# Work to be completed:
Repeat all the records exactly, omitting pictures.

# Excerpted records:
· · ·

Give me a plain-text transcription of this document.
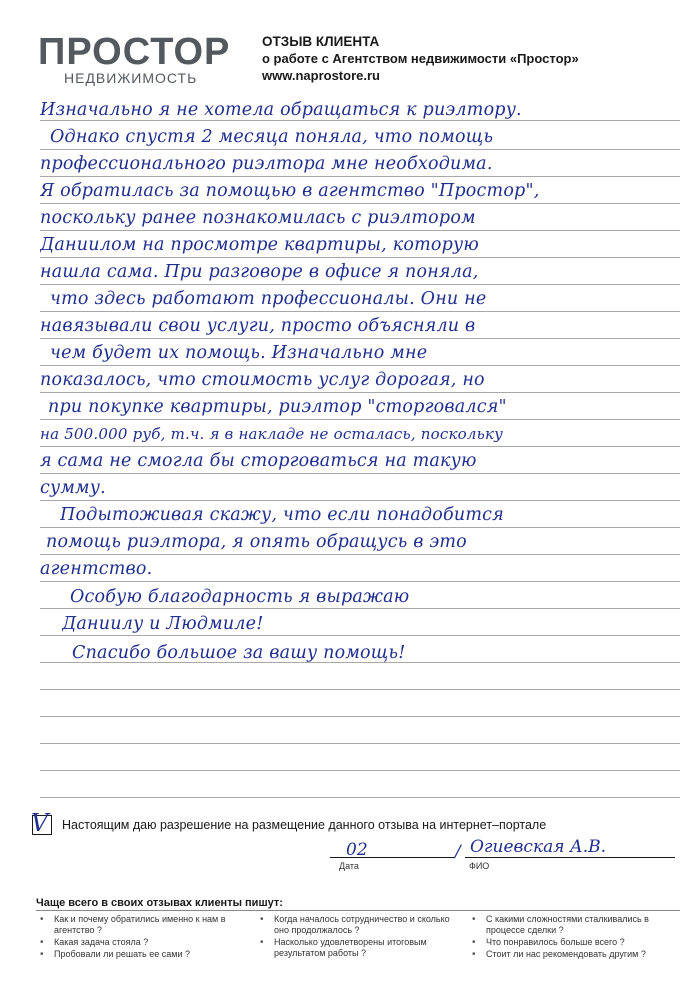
ПРОСТОР
НЕДВИЖИМОСТЬ
ОТЗЫВ КЛИЕНТА
о работе с Агентством недвижимости «Простор»
www.naprostore.ru
Изначально я не хотела обращаться к риэлтору.
Однако спустя 2 месяца поняла, что помощь
профессионального риэлтора мне необходима.
Я обратилась за помощью в агентство "Простор",
поскольку ранее познакомилась с риэлтором
Даниилом на просмотре квартиры, которую
нашла сама. При разговоре в офисе я поняла,
что здесь работают профессионалы. Они не
навязывали свои услуги, просто объясняли в
чем будет их помощь. Изначально мне
показалось, что стоимость услуг дорогая, но
при покупке квартиры, риэлтор "сторговался"
на 500.000 руб, т.ч. я в накладе не осталась, поскольку
я сама не смогла бы сторговаться на такую
сумму.
Подытоживая скажу, что если понадобится
помощь риэлтора, я опять обращусь в это
агентство.
Особую благодарность я выражаю
Даниилу и Людмиле!
Спасибо большое за вашу помощь!
V Настоящим даю разрешение на размещение данного отзыва на интернет–портале
02
Дата
/ Огиевская А.В.
ФИО
Чаще всего в своих отзывах клиенты пишут:
• Как и почему обратились именно к нам в агентство ?
• Какая задача стояла ?
• Пробовали ли решать ее сами ?
• Когда началось сотрудничество и сколько оно продолжалось ?
• Насколько удовлетворены итоговым результатом работы ?
• С какими сложностями сталкивались в процессе сделки ?
• Что понравилось больше всего ?
• Стоит ли нас рекомендовать другим ?
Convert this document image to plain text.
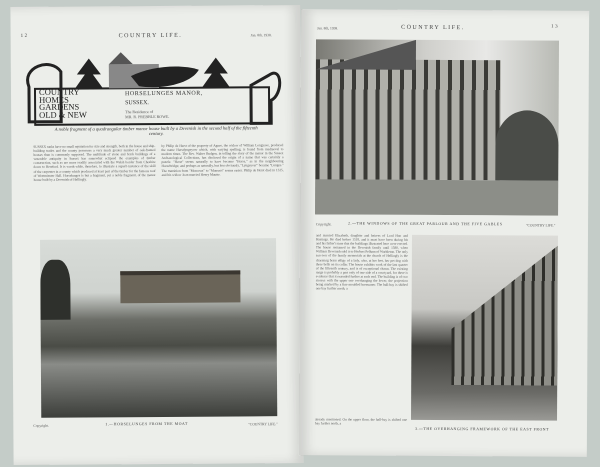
12	COUNTRY LIFE.	Jan. 8th, 1938.
COUNTRY
HOMES
GARDENS
OLD & NEW
HORSELUNGES MANOR,
SUSSEX.
The Residence of
MR. R. PREBBLE ROWE.
A noble fragment of a quadrangular timber manor house built by a Devenish in the second half of the fifteenth century.
SUSSEX ranks have no small reputation for size and strength, both in the house and ship-building trades and the county possesses a very much greater number of oak-framed houses than is commonly supposed. The multitude of stone and brick buildings of a venerable antiquity in Sussex has somewhat eclipsed the examples of timber construction, such as are more readily associated with the Welsh border from Cheshire down to Hereford. It is worth while, therefore, to illustrate a superb instance of the skill of the carpenter in a county which produced at least part of the timber for the famous roof of Westminster Hall. Horselunges is but a fragment, yet a noble fragment, of the manor house built by a Devenish of Hellingly.
by Philip de Herst of the property of Agnes, the widow of William Longyave, produced the name Herstlyngeyver which, with varying spelling, is found from mediaeval to modern times. The Rev. Walter Budgen, in telling the story of the manor in the Sussex Archaeological Collections, has disclosed the origin of a name that was certainly a puzzle. "Herst" seems naturally to have become "Horse," as in the neighbouring Horsebridge; and perhaps as naturally, but less obviously, "Lyngeyver" became "Lunges." The transition from "Monceux" to "Monsers" seems easier. Philip de Herst died in 1325, and his widow Joan married Henry Mautte.
Copyright.	1.—HORSELUNGES FROM THE MOAT	"COUNTRY LIFE."
Jan. 8th, 1938.	COUNTRY LIFE.	13
Copyright.	2.—THE WINDOWS OF THE GREAT PARLOUR AND THE FIVE GABLES	"COUNTRY LIFE."
and married Elizabeth, daughter and heiress of Lord Hoo and Hastings. He died before 1518, and it must have been during his and his father's time that the buildings illustrated here were erected. The house remained in the Devenish family until 1580, when William Devenish sold it to Herbert Pelham of Warbleton. The only survivor of the family memorials at the church of Hellingly is the charming brass effigy of a lady, who, at her feet, her pet dog with three bells on its collar. The house exhibits work of the last quarter of the fifteenth century, and is of exceptional charm. The existing range is probably a part only of one side of a courtyard, for there is evidence that it extended further at each end. The building is of two storeys with the upper one overhanging the lower, the projection being marked by a fine moulded bressumer. The hall-bay is shifted one bay further north, a
already mentioned. On the upper floor, the hall-bay is shifted one bay further north, a
3.—THE OVERHANGING FRAMEWORK OF THE EAST FRONT
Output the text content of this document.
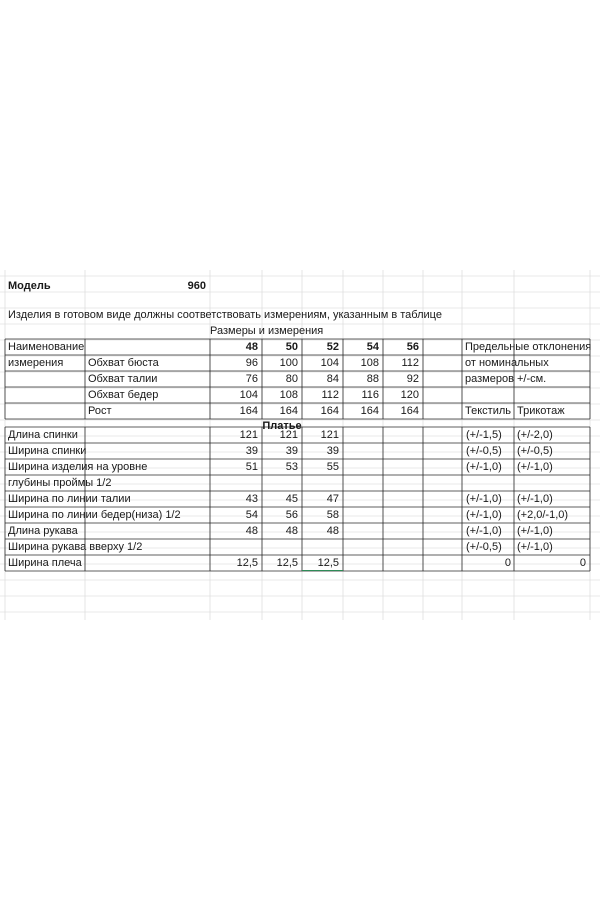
Модель	960
Изделия в готовом виде должны соответствовать измерениям, указанным в таблице
Размеры и измерения
Наименование
измерения
48	50	52	54	56	Предельные отклонения
от номинальных
размеров +/-см.
Обхват бюста	96	100	104	108	112
Обхват талии	76	80	84	88	92
Обхват бедер	104	108	112	116	120
Рост	164	164	164	164	164	Текстиль Трикотаж
Платье
Длина спинки	121	121	121	(+/-1,5)	(+/-2,0)
Ширина спинки	39	39	39	(+/-0,5)	(+/-0,5)
Ширина изделия на уровне	51	53	55	(+/-1,0)	(+/-1,0)
глубины проймы 1/2
Ширина по линии талии	43	45	47	(+/-1,0)	(+/-1,0)
Ширина по линии бедер(низа) 1/2	54	56	58	(+/-1,0)	(+2,0/-1,0)
Длина рукава	48	48	48	(+/-1,0)	(+/-1,0)
Ширина рукава вверху 1/2	(+/-0,5)	(+/-1,0)
Ширина плеча	12,5	12,5	12,5	0	0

· · ·

# Reply:
Give me a plain-text transcription of this document.
ПРОСТОР
НЕДВИЖИМОСТЬ
ОТЗЫВ КЛИЕНТА
о работе с Агентством недвижимости «Простор»
www.naprostore.ru
Изначально я не хотела обращаться к риэлтору.
Однако спустя 2 месяца поняла, что помощь
профессионального риэлтора мне необходима.
Я обратилась за помощью в агентство "Простор",
поскольку ранее познакомилась с риэлтором
Даниилом на просмотре квартиры, которую
нашла сама. При разговоре в офисе я поняла,
что здесь работают профессионалы. Они не
навязывали свои услуги, просто объясняли в
чем будет их помощь. Изначально мне
показалось, что стоимость услуг дорогая, но
при покупке квартиры, риэлтор "сторговался"
на 500.000 руб, т.ч. я в накладе не осталась, поскольку
я сама не смогла бы сторговаться на такую
сумму.
Подытоживая скажу, что если понадобится
помощь риэлтора, я опять обращусь в это
агентство.
Особую благодарность я выражаю
Даниилу и Людмиле!
Спасибо большое за вашу помощь!
V Настоящим даю разрешение на размещение данного отзыва на интернет–портале
02
Дата
/ Огиевская А.В.
ФИО
Чаще всего в своих отзывах клиенты пишут:
• Как и почему обратились именно к нам в агентство ?
• Какая задача стояла ?
• Пробовали ли решать ее сами ?
• Когда началось сотрудничество и сколько оно продолжалось ?
• Насколько удовлетворены итоговым результатом работы ?
• С какими сложностями сталкивались в процессе сделки ?
• Что понравилось больше всего ?
• Стоит ли нас рекомендовать другим ?
Convert this document image to plain text.
12	COUNTRY LIFE.	Jan. 8th, 1938.
COUNTRY
HOMES
GARDENS
OLD & NEW
HORSELUNGES MANOR,
SUSSEX.
The Residence of
MR. R. PREBBLE ROWE.
A noble fragment of a quadrangular timber manor house built by a Devenish in the second half of the fifteenth century.
SUSSEX ranks have no small reputation for size and strength, both in the house and ship-building trades and the county possesses a very much greater number of oak-framed houses than is commonly supposed. The multitude of stone and brick buildings of a venerable antiquity in Sussex has somewhat eclipsed the examples of timber construction, such as are more readily associated with the Welsh border from Cheshire down to Hereford. It is worth while, therefore, to illustrate a superb instance of the skill of the carpenter in a county which produced at least part of the timber for the famous roof of Westminster Hall. Horselunges is but a fragment, yet a noble fragment, of the manor house built by a Devenish of Hellingly.
by Philip de Herst of the property of Agnes, the widow of William Longyave, produced the name Herstlyngeyver which, with varying spelling, is found from mediaeval to modern times. The Rev. Walter Budgen, in telling the story of the manor in the Sussex Archaeological Collections, has disclosed the origin of a name that was certainly a puzzle. "Herst" seems naturally to have become "Horse," as in the neighbouring Horsebridge; and perhaps as naturally, but less obviously, "Lyngeyver" became "Lunges." The transition from "Monceux" to "Monsers" seems easier. Philip de Herst died in 1325, and his widow Joan married Henry Mautte.
Copyright.	1.—HORSELUNGES FROM THE MOAT	"COUNTRY LIFE."
Jan. 8th, 1938.	COUNTRY LIFE.	13
Copyright.	2.—THE WINDOWS OF THE GREAT PARLOUR AND THE FIVE GABLES	"COUNTRY LIFE."
and married Elizabeth, daughter and heiress of Lord Hoo and Hastings. He died before 1518, and it must have been during his and his father's time that the buildings illustrated here were erected. The house remained in the Devenish family until 1580, when William Devenish sold it to Herbert Pelham of Warbleton. The only survivor of the family memorials at the church of Hellingly is the charming brass effigy of a lady, who, at her feet, her pet dog with three bells on its collar. The house exhibits work of the last quarter of the fifteenth century, and is of exceptional charm. The existing range is probably a part only of one side of a courtyard, for there is evidence that it extended further at each end. The building is of two storeys with the upper one overhanging the lower, the projection being marked by a fine moulded bressumer. The hall-bay is shifted one bay further north, a
already mentioned. On the upper floor, the hall-bay is shifted one bay further north, a
3.—THE OVERHANGING FRAMEWORK OF THE EAST FRONT
Output the text content of this document.
Модель	960
Изделия в готовом виде должны соответствовать измерениям, указанным в таблице
Размеры и измерения
Наименование
измерения
48	50	52	54	56	Предельные отклонения
от номинальных
размеров +/-см.
Обхват бюста	96	100	104	108	112
Обхват талии	76	80	84	88	92
Обхват бедер	104	108	112	116	120
Рост	164	164	164	164	164	Текстиль Трикотаж
Платье
Длина спинки	121	121	121	(+/-1,5)	(+/-2,0)
Ширина спинки	39	39	39	(+/-0,5)	(+/-0,5)
Ширина изделия на уровне	51	53	55	(+/-1,0)	(+/-1,0)
глубины проймы 1/2
Ширина по линии талии	43	45	47	(+/-1,0)	(+/-1,0)
Ширина по линии бедер(низа) 1/2	54	56	58	(+/-1,0)	(+2,0/-1,0)
Длина рукава	48	48	48	(+/-1,0)	(+/-1,0)
Ширина рукава вверху 1/2	(+/-0,5)	(+/-1,0)
Ширина плеча	12,5	12,5	12,5	0	0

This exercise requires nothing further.